EXTRAIT CHOISI
---+---
Dossier : IMM-2628-10

Référence : 2011 CF 48

[TRADUCTION FRANÇAISE CERTIFIÉE, NON RÉVISÉE]

Ottawa (Ontario), le 17 janvier 2011

En présence de madame la juge Snider

 

 

ENTRE :

 

FLORENTINO SANCHEZ ROVIROSA

MARTHA PATRICIA ROSAS ROVIROSA

TRINIDAD SANCHEZ ROVIROSA

GRETEL ITZEL VELEZ SANCHEZ

(UNE MINEURE)

ELIACIM MARIA APREZA BAHENA

SOFIA SANCHEZ ROVIROSA

EDSON DAVID LOPEZ SANCHEZ

(UN MINEUR)

JONATHAN DE JESUS CASTRO SANCHEZ

 (ALIAS JONATHAN DE JES CASTRO SANCHEZ (UN MINEUR))

 

 

demandeurs

 

et

 

 

LE MINISTRE DE LA CITOYENNETÉ ET DE L’IMMIGRATION

 

 

 

 

défendeur

 

MOTIFS DU JUGEMENT ET JUGEMENT

 

I.          Le contexte

 

[1]               Le demandeur principal, son épouse et les membres de la famille élargie (collectivement appelés les demandeurs) sont des citoyens du Mexique faisant une demande d’asile en vertu de l’article 96 et du paragraphe 97(1) de la Loi sur l’immigration et la protection des réfugiés, L.C. 2001, ch. 27, (la LIPR). En résumé, les demandeurs craignent d’être persécutés par des membres de gangs liés au trafic de drogues illicites au Mexique. Dans une décision datée du 21 avril 2010, un tribunal de la Section de la protection des réfugiés de la Commission de l’immigration et du statut de réfugié (la Commission) a décidé que les demandeurs n’étaient pas des réfugiés au sens de la Convention, ni des personnes à protéger.

 

[2]               La conclusion déterminante de la Commission était que la crainte des demandeurs n’était pas objectivement raisonnable. Après appréciation de l’ensemble de la preuve dont elle disposait, la Commission a conclu que : a) la protection offerte par l’État au Mexique était adéquate; b) les demandeurs n’avaient pas pris tous les moyens raisonnables pour se prévaloir de cette protection; c) les demandeurs n’ont pas fourni une preuve claire et convaincante que l’État était incapable de leur offrir sa protection. 

 

[3]               Les demandeurs sollicitent le contrôle judiciaire de cette décision, alléguant que la conclusion de la Commission quant à la protection offerte par l’État est déraisonnable.

 

II.        Les questions en litige

 

[4]               Les demandeurs soulèvent trois questions :

 

1.                  La Commission a-t-elle conclu de manière déraisonnable que les demandeurs n’avaient pas fait de démarches raisonnables pour se prévaloir de la protection offerte par l’État?

 

2.                  La Commission a-t-elle commis une erreur en n’appréciant pas correctement la preuve documentaire quant à la protection offerte par l’État au Mexique?
---+---
SÉRIE DE TÂCHES
(1) Indiquez si chacun des énoncés suivants concorde avec l'extrait du jugement : (a) la décision de la Commission est datée du 21 avril 2010; (b) les demandeurs sont des citoyens du Guatemala; (c) les demandeurs soulèvent quatre questions. Répondez par oui ou par non, en citant les mots décisifs de l'extrait.
(2) Recopiez le passage de l'extrait du jugement qui va de "I.          Le contexte" à "personnes à protéger.", en substituant "cartels" à "gangs".
(3) Dans l'extrait du jugement, quels demandeurs sont désignés comme mineurs ? Donnez leurs noms.

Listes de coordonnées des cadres
---+---
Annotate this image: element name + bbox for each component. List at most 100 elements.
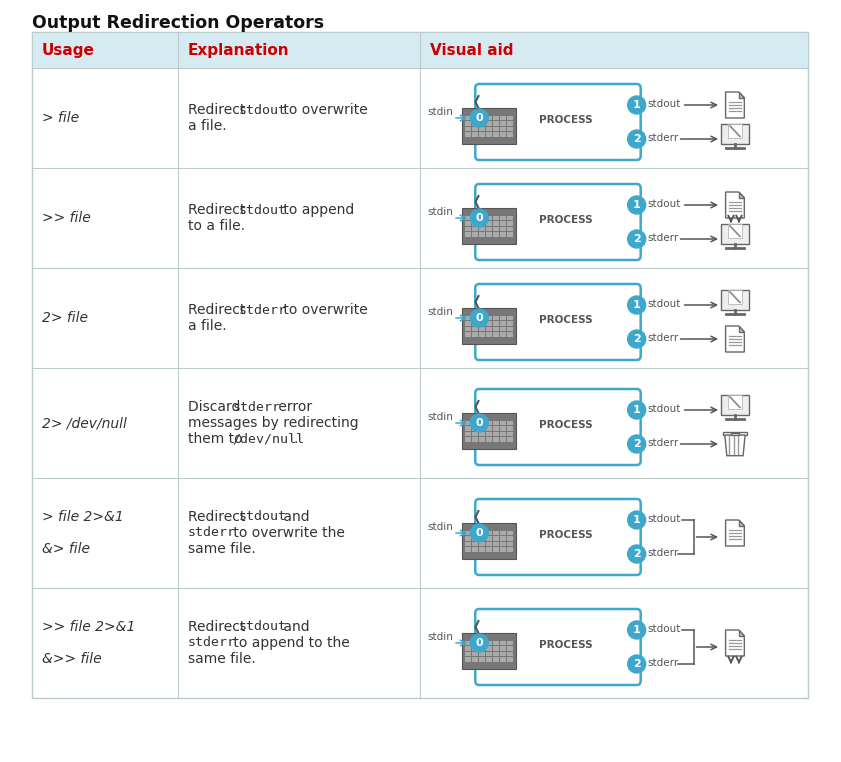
- Bar: [486, 121, 492, 126]
- Bar: [507, 132, 513, 136]
- Bar: [507, 530, 513, 535]
- Bar: [463, 108, 516, 144]
- Bar: [486, 421, 492, 425]
- Bar: [473, 421, 479, 425]
- Bar: [479, 126, 485, 131]
- Text: 2: 2: [632, 234, 641, 244]
- Text: 0: 0: [475, 638, 483, 648]
- Bar: [507, 216, 513, 220]
- Polygon shape: [725, 435, 745, 456]
- Bar: [500, 232, 506, 236]
- Bar: [473, 315, 479, 320]
- Text: /dev/null: /dev/null: [233, 433, 304, 446]
- Text: > file 2>&1: > file 2>&1: [42, 510, 124, 524]
- Text: stderr: stderr: [233, 401, 281, 414]
- Bar: [473, 646, 479, 651]
- Text: 2: 2: [632, 549, 641, 559]
- Bar: [494, 315, 500, 320]
- Bar: [507, 321, 513, 325]
- FancyBboxPatch shape: [475, 609, 641, 685]
- Bar: [494, 126, 500, 131]
- Bar: [479, 132, 485, 136]
- Text: Redirect: Redirect: [188, 203, 250, 217]
- Text: stdout: stdout: [238, 511, 287, 523]
- Text: 2> file: 2> file: [42, 311, 88, 325]
- Polygon shape: [738, 326, 744, 331]
- Bar: [486, 542, 492, 546]
- Bar: [473, 116, 479, 120]
- Polygon shape: [726, 630, 744, 656]
- Bar: [507, 657, 513, 661]
- Text: 2: 2: [632, 659, 641, 669]
- Bar: [479, 657, 485, 661]
- Bar: [728, 224, 742, 239]
- Text: to append: to append: [279, 203, 354, 217]
- Bar: [486, 437, 492, 441]
- Bar: [486, 326, 492, 331]
- Bar: [494, 536, 500, 540]
- Bar: [500, 530, 506, 535]
- Bar: [479, 315, 485, 320]
- Bar: [500, 332, 506, 337]
- Text: PROCESS: PROCESS: [539, 115, 593, 125]
- Text: to overwrite the: to overwrite the: [229, 526, 345, 540]
- Text: Visual aid: Visual aid: [430, 43, 514, 57]
- Bar: [465, 121, 471, 126]
- Text: stderr: stderr: [648, 438, 679, 448]
- Bar: [507, 326, 513, 331]
- Bar: [486, 332, 492, 337]
- Text: 0: 0: [475, 528, 483, 538]
- Bar: [479, 321, 485, 325]
- Bar: [507, 121, 513, 126]
- Bar: [486, 547, 492, 552]
- Text: to overwrite: to overwrite: [279, 303, 368, 317]
- Bar: [465, 126, 471, 131]
- Bar: [500, 542, 506, 546]
- Text: PROCESS: PROCESS: [539, 315, 593, 325]
- Bar: [500, 226, 506, 231]
- Polygon shape: [738, 520, 744, 526]
- Circle shape: [627, 130, 646, 148]
- Text: stdin: stdin: [427, 632, 452, 642]
- Text: same file.: same file.: [188, 542, 256, 556]
- Bar: [507, 437, 513, 441]
- Text: error: error: [273, 400, 312, 414]
- Bar: [479, 431, 485, 436]
- Bar: [473, 226, 479, 231]
- Bar: [479, 116, 485, 120]
- Bar: [500, 652, 506, 656]
- Bar: [465, 221, 471, 226]
- Polygon shape: [738, 192, 744, 197]
- Bar: [473, 332, 479, 337]
- Bar: [486, 126, 492, 131]
- Text: stdin: stdin: [427, 412, 452, 422]
- Bar: [721, 124, 749, 144]
- Bar: [473, 326, 479, 331]
- Bar: [721, 290, 749, 310]
- Bar: [463, 633, 516, 669]
- Bar: [507, 315, 513, 320]
- Bar: [479, 530, 485, 535]
- Bar: [479, 326, 485, 331]
- Text: same file.: same file.: [188, 652, 256, 666]
- Text: 1: 1: [632, 515, 641, 525]
- FancyBboxPatch shape: [475, 84, 641, 160]
- Text: 1: 1: [632, 625, 641, 635]
- Text: 1: 1: [632, 200, 641, 210]
- Bar: [494, 641, 500, 645]
- Text: 2> /dev/null: 2> /dev/null: [42, 416, 127, 430]
- Text: 2: 2: [632, 439, 641, 449]
- Bar: [473, 232, 479, 236]
- Text: PROCESS: PROCESS: [539, 420, 593, 430]
- Circle shape: [627, 545, 646, 563]
- Bar: [500, 116, 506, 120]
- Circle shape: [627, 621, 646, 639]
- Bar: [486, 646, 492, 651]
- Bar: [465, 116, 471, 120]
- Bar: [500, 657, 506, 661]
- Text: stdout: stdout: [238, 104, 287, 117]
- Text: Usage: Usage: [42, 43, 95, 57]
- Bar: [486, 232, 492, 236]
- Text: and: and: [279, 620, 309, 634]
- Text: 0: 0: [475, 213, 483, 223]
---+---
RÉPONSES ATTENDUES
(1)
(a) Oui : « Dans une décision datée du 21 avril 2010 ».
(b) Non : « sont des citoyens du Mexique ».
(c) Non : « Les demandeurs soulèvent trois questions ».

(2)
I.          Le contexte

 

[1]               Le demandeur principal, son épouse et les membres de la famille élargie (collectivement appelés les demandeurs) sont des citoyens du Mexique faisant une demande d’asile en vertu de l’article 96 et du paragraphe 97(1) de la Loi sur l’immigration et la protection des réfugiés, L.C. 2001, ch. 27, (la LIPR). En résumé, les demandeurs craignent d’être persécutés par des membres de cartels liés au trafic de drogues illicites au Mexique. Dans une décision datée du 21 avril 2010, un tribunal de la Section de la protection des réfugiés de la Commission de l’immigration et du statut de réfugié (la Commission) a décidé que les demandeurs n’étaient pas des réfugiés au sens de la Convention, ni des personnes à protéger.

(3)
GRETEL ITZEL VELEZ SANCHEZ
EDSON DAVID LOPEZ SANCHEZ
JONATHAN DE JESUS CASTRO SANCHEZ